EXERCISE PROMPT.
Repeat each record exactly. Any picture gets left out.

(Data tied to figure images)
::::::::::
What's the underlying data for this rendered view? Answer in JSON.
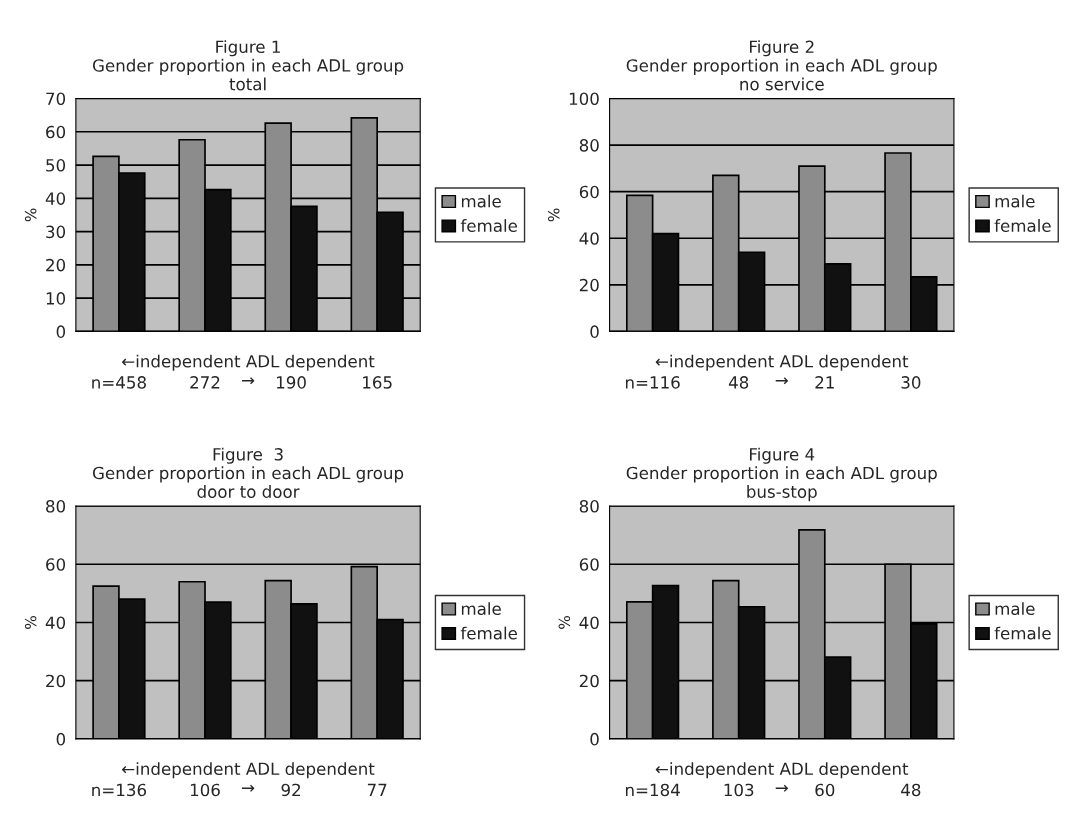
{
  "chart_data": [
    {
      "type": "bar",
      "title": "Figure 1\nGender proportion in each ADL group\ntotal",
      "xlabel": "←independent ADL dependent\n→",
      "ylabel": "%",
      "categories": [
        "n=458",
        "272",
        "190",
        "165"
      ],
      "series": [
        {
          "name": "male",
          "color": "#8c8c8c",
          "values": [
            52.6,
            57.6,
            62.6,
            64.2
          ]
        },
        {
          "name": "female",
          "color": "#111111",
          "values": [
            47.6,
            42.6,
            37.6,
            35.8
          ]
        }
      ],
      "ylim": [
        0,
        70
      ],
      "yticks": [
        0,
        10,
        20,
        30,
        40,
        50,
        60,
        70
      ],
      "grid": "y",
      "legend": "right"
    },
    {
      "type": "bar",
      "title": "Figure 2\nGender proportion in each ADL group\nno service",
      "xlabel": "←independent ADL dependent\n→",
      "ylabel": "%",
      "categories": [
        "n=116",
        "48",
        "21",
        "30"
      ],
      "series": [
        {
          "name": "male",
          "color": "#8c8c8c",
          "values": [
            58.4,
            67,
            71,
            76.6
          ]
        },
        {
          "name": "female",
          "color": "#111111",
          "values": [
            42,
            34,
            29,
            23.4
          ]
        }
      ],
      "ylim": [
        0,
        100
      ],
      "yticks": [
        0,
        20,
        40,
        60,
        80,
        100
      ],
      "grid": "y",
      "legend": "right"
    },
    {
      "type": "bar",
      "title": "Figure  3\nGender proportion in each ADL group\ndoor to door",
      "xlabel": "←independent ADL dependent\n→",
      "ylabel": "%",
      "categories": [
        "n=136",
        "106",
        "92",
        "77"
      ],
      "series": [
        {
          "name": "male",
          "color": "#8c8c8c",
          "values": [
            52.5,
            54,
            54.4,
            59.2
          ]
        },
        {
          "name": "female",
          "color": "#111111",
          "values": [
            48,
            47,
            46.4,
            41
          ]
        }
      ],
      "ylim": [
        0,
        80
      ],
      "yticks": [
        0,
        20,
        40,
        60,
        80
      ],
      "grid": "y",
      "legend": "right"
    },
    {
      "type": "bar",
      "title": "Figure 4\nGender proportion in each ADL group\nbus-stop",
      "xlabel": "←independent ADL dependent\n→",
      "ylabel": "%",
      "categories": [
        "n=184",
        "103",
        "60",
        "48"
      ],
      "series": [
        {
          "name": "male",
          "color": "#8c8c8c",
          "values": [
            47.1,
            54.4,
            71.8,
            60
          ]
        },
        {
          "name": "female",
          "color": "#111111",
          "values": [
            52.7,
            45.4,
            28.1,
            39.5
          ]
        }
      ],
      "ylim": [
        0,
        80
      ],
      "yticks": [
        0,
        20,
        40,
        60,
        80
      ],
      "grid": "y",
      "legend": "right"
    }
  ]
}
::::::::::
EXERCISE ANSWER.
What's the underlying data for this rendered view? Answer in JSON.
{
  "chart_data": [
    {
      "type": "bar",
      "title": "Figure 1\nGender proportion in each ADL group\ntotal",
      "xlabel": "←independent ADL dependent\n→",
      "ylabel": "%",
      "categories": [
        "n=458",
        "272",
        "190",
        "165"
      ],
      "series": [
        {
          "name": "male",
          "color": "#8c8c8c",
          "values": [
            52.6,
            57.6,
            62.6,
            64.2
          ]
        },
        {
          "name": "female",
          "color": "#111111",
          "values": [
            47.6,
            42.6,
            37.6,
            35.8
          ]
        }
      ],
      "ylim": [
        0,
        70
      ],
      "yticks": [
        0,
        10,
        20,
        30,
        40,
        50,
        60,
        70
      ],
      "grid": "y",
      "legend": "right"
    },
    {
      "type": "bar",
      "title": "Figure 2\nGender proportion in each ADL group\nno service",
      "xlabel": "←independent ADL dependent\n→",
      "ylabel": "%",
      "categories": [
        "n=116",
        "48",
        "21",
        "30"
      ],
      "series": [
        {
          "name": "male",
          "color": "#8c8c8c",
          "values": [
            58.4,
            67,
            71,
            76.6
          ]
        },
        {
          "name": "female",
          "color": "#111111",
          "values": [
            42,
            34,
            29,
            23.4
          ]
        }
      ],
      "ylim": [
        0,
        100
      ],
      "yticks": [
        0,
        20,
        40,
        60,
        80,
        100
      ],
      "grid": "y",
      "legend": "right"
    },
    {
      "type": "bar",
      "title": "Figure  3\nGender proportion in each ADL group\ndoor to door",
      "xlabel": "←independent ADL dependent\n→",
      "ylabel": "%",
      "categories": [
        "n=136",
        "106",
        "92",
        "77"
      ],
      "series": [
        {
          "name": "male",
          "color": "#8c8c8c",
          "values": [
            52.5,
            54,
            54.4,
            59.2
          ]
        },
        {
          "name": "female",
          "color": "#111111",
          "values": [
            48,
            47,
            46.4,
            41
          ]
        }
      ],
      "ylim": [
        0,
        80
      ],
      "yticks": [
        0,
        20,
        40,
        60,
        80
      ],
      "grid": "y",
      "legend": "right"
    },
    {
      "type": "bar",
      "title": "Figure 4\nGender proportion in each ADL group\nbus-stop",
      "xlabel": "←independent ADL dependent\n→",
      "ylabel": "%",
      "categories": [
        "n=184",
        "103",
        "60",
        "48"
      ],
      "series": [
        {
          "name": "male",
          "color": "#8c8c8c",
          "values": [
            47.1,
            54.4,
            71.8,
            60
          ]
        },
        {
          "name": "female",
          "color": "#111111",
          "values": [
            52.7,
            45.4,
            28.1,
            39.5
          ]
        }
      ],
      "ylim": [
        0,
        80
      ],
      "yticks": [
        0,
        20,
        40,
        60,
        80
      ],
      "grid": "y",
      "legend": "right"
    }
  ]
}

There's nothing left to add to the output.